EXERCISE GOAL: Scan the records for the string "Vaina"; copy each line where it occurs.
— Begin —
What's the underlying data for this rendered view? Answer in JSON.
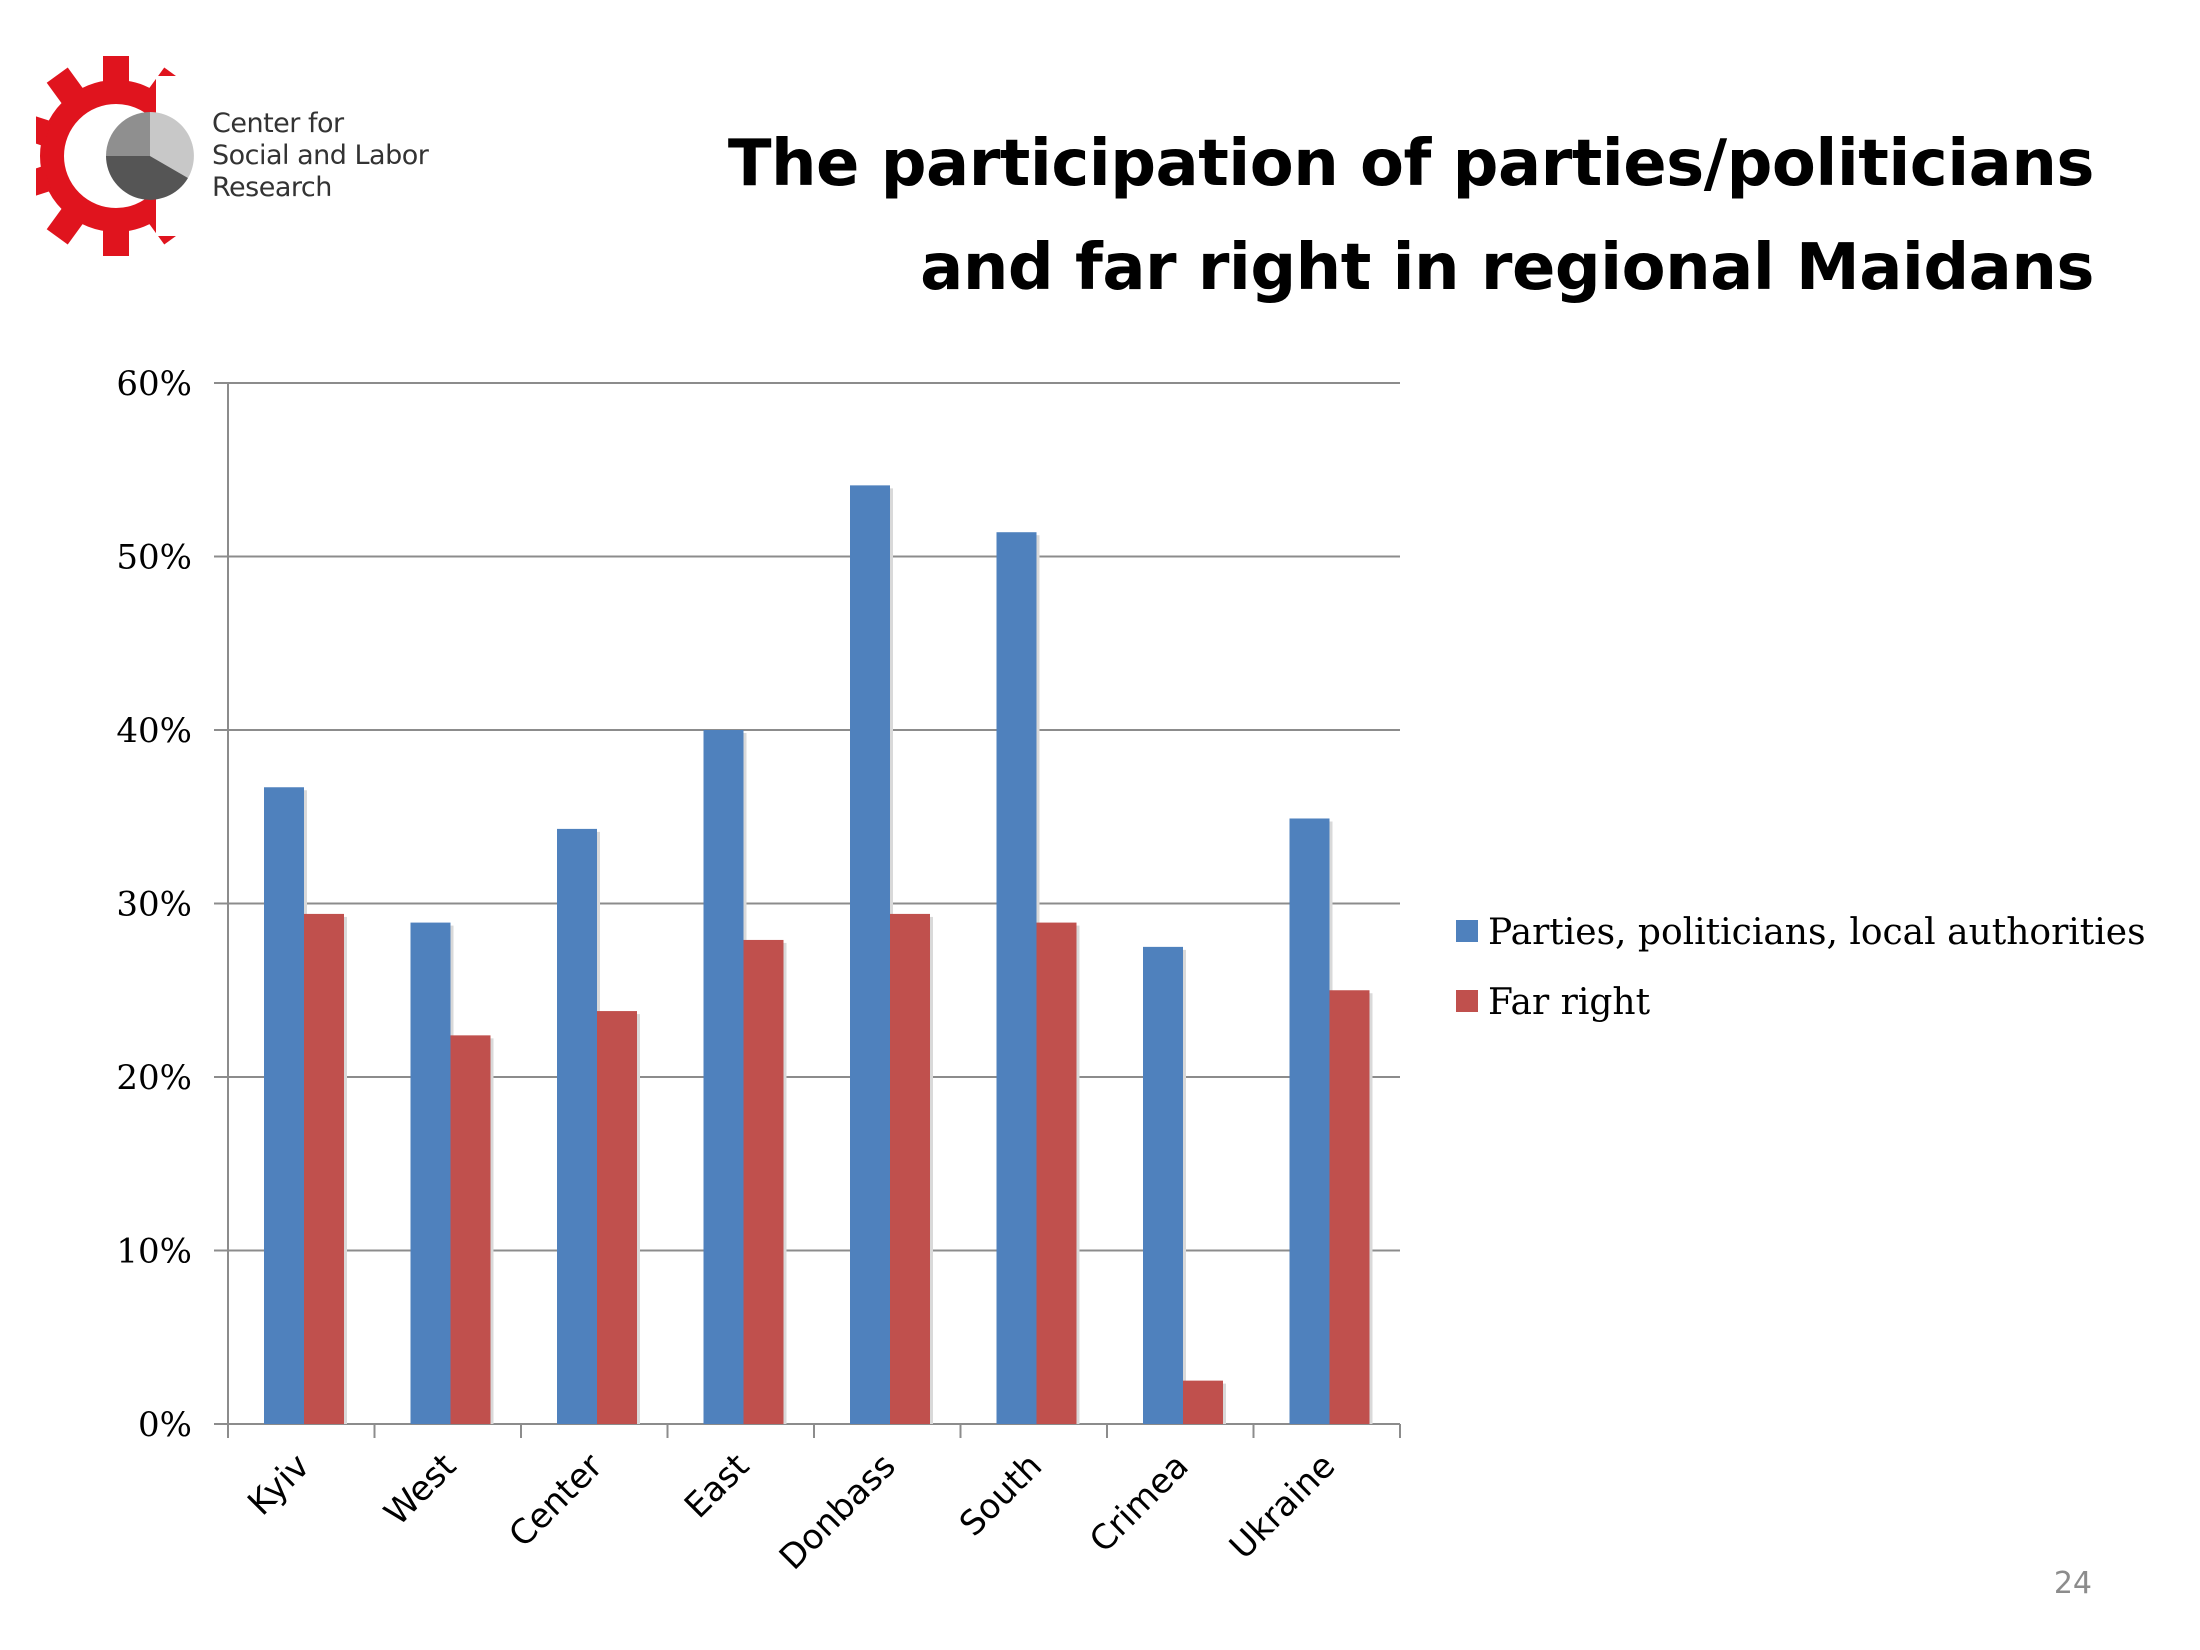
{
  "header": {
    "title_line1": "The participation of parties/politicians",
    "title_line2": "and far right in regional Maidans"
  },
  "logo": {
    "line1": "Center for",
    "line2": "Social and Labor",
    "line3": "Research",
    "gear_color": "#e0141e",
    "icon": "gear-pie-logo-icon"
  },
  "footer": {
    "page_number": "24"
  },
  "chart_data": {
    "type": "bar",
    "title": "",
    "xlabel": "",
    "ylabel": "",
    "categories": [
      "Kyiv",
      "West",
      "Center",
      "East",
      "Donbass",
      "South",
      "Crimea",
      "Ukraine"
    ],
    "series": [
      {
        "name": "Parties, politicians, local authorities",
        "color": "#4f81bd",
        "values": [
          36.7,
          28.9,
          34.3,
          40.0,
          54.1,
          51.4,
          27.5,
          34.9
        ]
      },
      {
        "name": "Far right",
        "color": "#c0504d",
        "values": [
          29.4,
          22.4,
          23.8,
          27.9,
          29.4,
          28.9,
          2.5,
          25.0
        ]
      }
    ],
    "ylim": [
      0,
      60
    ],
    "yticks": [
      0,
      10,
      20,
      30,
      40,
      50,
      60
    ],
    "ytick_labels": [
      "0%",
      "10%",
      "20%",
      "30%",
      "40%",
      "50%",
      "60%"
    ],
    "grid": true,
    "legend_position": "right"
  }
}
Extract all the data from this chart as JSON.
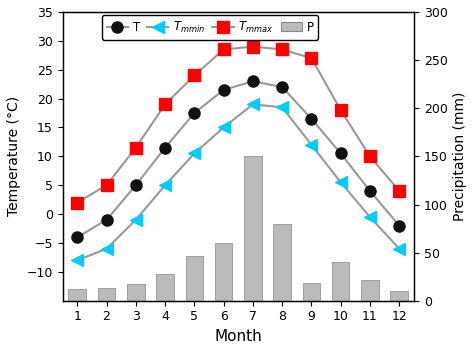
{
  "months": [
    1,
    2,
    3,
    4,
    5,
    6,
    7,
    8,
    9,
    10,
    11,
    12
  ],
  "T": [
    -4,
    -1,
    5,
    11.5,
    17.5,
    21.5,
    23,
    22,
    16.5,
    10.5,
    4,
    -2
  ],
  "Tmmin": [
    -8,
    -6,
    -1,
    5,
    10.5,
    15,
    19,
    18.5,
    12,
    5.5,
    -0.5,
    -6
  ],
  "Tmmax": [
    2,
    5,
    11.5,
    19,
    24,
    28.5,
    29,
    28.5,
    27,
    18,
    10,
    4
  ],
  "P": [
    12,
    13,
    17,
    28,
    47,
    60,
    150,
    80,
    18,
    40,
    22,
    10
  ],
  "T_color": "#111111",
  "Tmmin_color": "#00ccff",
  "Tmmax_color": "#ff0000",
  "P_color": "#bbbbbb",
  "line_color": "#999999",
  "T_ylim": [
    -15,
    35
  ],
  "P_ylim": [
    0,
    300
  ],
  "T_yticks": [
    -10,
    -5,
    0,
    5,
    10,
    15,
    20,
    25,
    30,
    35
  ],
  "P_yticks": [
    0,
    50,
    100,
    150,
    200,
    250,
    300
  ],
  "xlabel": "Month",
  "ylabel_left": "Temperature (°C)",
  "ylabel_right": "Precipitation (mm)"
}
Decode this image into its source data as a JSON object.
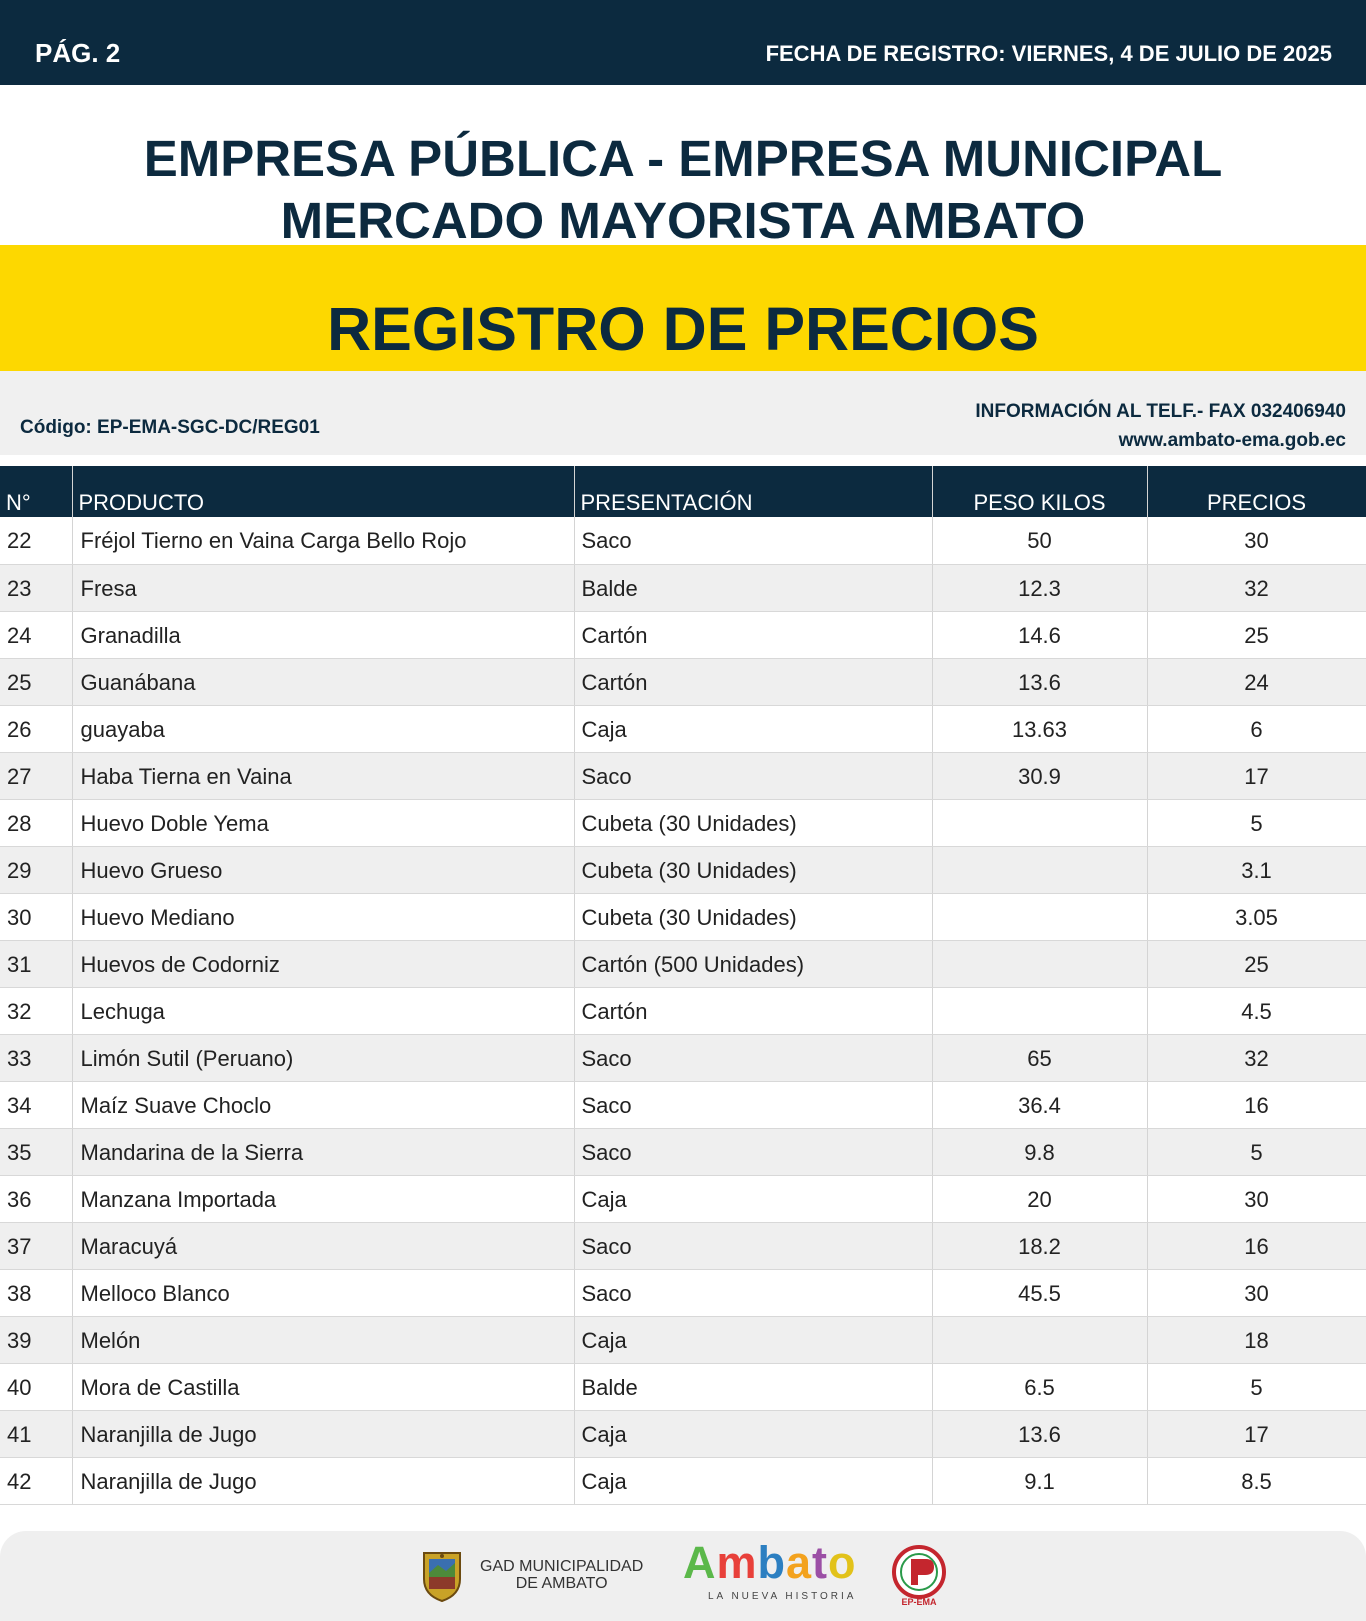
{
  "header": {
    "page_label": "PÁG. 2",
    "registration_date": "FECHA DE REGISTRO: VIERNES, 4 DE JULIO DE 2025"
  },
  "org": {
    "line1": "EMPRESA PÚBLICA - EMPRESA MUNICIPAL",
    "line2": "MERCADO MAYORISTA AMBATO"
  },
  "title": "REGISTRO DE PRECIOS",
  "info": {
    "code": "Código: EP-EMA-SGC-DC/REG01",
    "phone": "INFORMACIÓN AL TELF.- FAX 032406940",
    "website": "www.ambato-ema.gob.ec"
  },
  "table": {
    "headers": {
      "num": "N°",
      "product": "PRODUCTO",
      "presentation": "PRESENTACIÓN",
      "weight": "PESO KILOS",
      "price": "PRECIOS"
    },
    "rows": [
      {
        "num": "22",
        "product": "Fréjol Tierno en Vaina Carga Bello Rojo",
        "presentation": "Saco",
        "weight": "50",
        "price": "30"
      },
      {
        "num": "23",
        "product": "Fresa",
        "presentation": "Balde",
        "weight": "12.3",
        "price": "32"
      },
      {
        "num": "24",
        "product": "Granadilla",
        "presentation": "Cartón",
        "weight": "14.6",
        "price": "25"
      },
      {
        "num": "25",
        "product": "Guanábana",
        "presentation": "Cartón",
        "weight": "13.6",
        "price": "24"
      },
      {
        "num": "26",
        "product": "guayaba",
        "presentation": "Caja",
        "weight": "13.63",
        "price": "6"
      },
      {
        "num": "27",
        "product": "Haba Tierna en Vaina",
        "presentation": "Saco",
        "weight": "30.9",
        "price": "17"
      },
      {
        "num": "28",
        "product": "Huevo Doble Yema",
        "presentation": "Cubeta (30 Unidades)",
        "weight": "",
        "price": "5"
      },
      {
        "num": "29",
        "product": "Huevo Grueso",
        "presentation": "Cubeta (30 Unidades)",
        "weight": "",
        "price": "3.1"
      },
      {
        "num": "30",
        "product": "Huevo Mediano",
        "presentation": "Cubeta (30 Unidades)",
        "weight": "",
        "price": "3.05"
      },
      {
        "num": "31",
        "product": "Huevos de Codorniz",
        "presentation": "Cartón (500 Unidades)",
        "weight": "",
        "price": "25"
      },
      {
        "num": "32",
        "product": "Lechuga",
        "presentation": "Cartón",
        "weight": "",
        "price": "4.5"
      },
      {
        "num": "33",
        "product": "Limón Sutil (Peruano)",
        "presentation": "Saco",
        "weight": "65",
        "price": "32"
      },
      {
        "num": "34",
        "product": "Maíz Suave Choclo",
        "presentation": "Saco",
        "weight": "36.4",
        "price": "16"
      },
      {
        "num": "35",
        "product": "Mandarina de la Sierra",
        "presentation": "Saco",
        "weight": "9.8",
        "price": "5"
      },
      {
        "num": "36",
        "product": "Manzana Importada",
        "presentation": "Caja",
        "weight": "20",
        "price": "30"
      },
      {
        "num": "37",
        "product": "Maracuyá",
        "presentation": "Saco",
        "weight": "18.2",
        "price": "16"
      },
      {
        "num": "38",
        "product": "Melloco Blanco",
        "presentation": "Saco",
        "weight": "45.5",
        "price": "30"
      },
      {
        "num": "39",
        "product": "Melón",
        "presentation": "Caja",
        "weight": "",
        "price": "18"
      },
      {
        "num": "40",
        "product": "Mora de Castilla",
        "presentation": "Balde",
        "weight": "6.5",
        "price": "5"
      },
      {
        "num": "41",
        "product": "Naranjilla de Jugo",
        "presentation": "Caja",
        "weight": "13.6",
        "price": "17"
      },
      {
        "num": "42",
        "product": "Naranjilla de Jugo",
        "presentation": "Caja",
        "weight": "9.1",
        "price": "8.5"
      }
    ]
  },
  "footer": {
    "gad_line1": "GAD MUNICIPALIDAD",
    "gad_line2": "DE AMBATO",
    "ambato_logo_text": "Ambato",
    "ambato_tagline": "LA NUEVA HISTORIA",
    "ep_logo_text": "EP-EMA"
  },
  "colors": {
    "navy": "#0c2a3f",
    "yellow": "#fdd800",
    "row_alt": "#efefef"
  }
}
— End —
SOLUTION FOR THIS TASK:
        "product": "Fréjol Tierno en Vaina Carga Bello Rojo",
        "product": "Haba Tierna en Vaina",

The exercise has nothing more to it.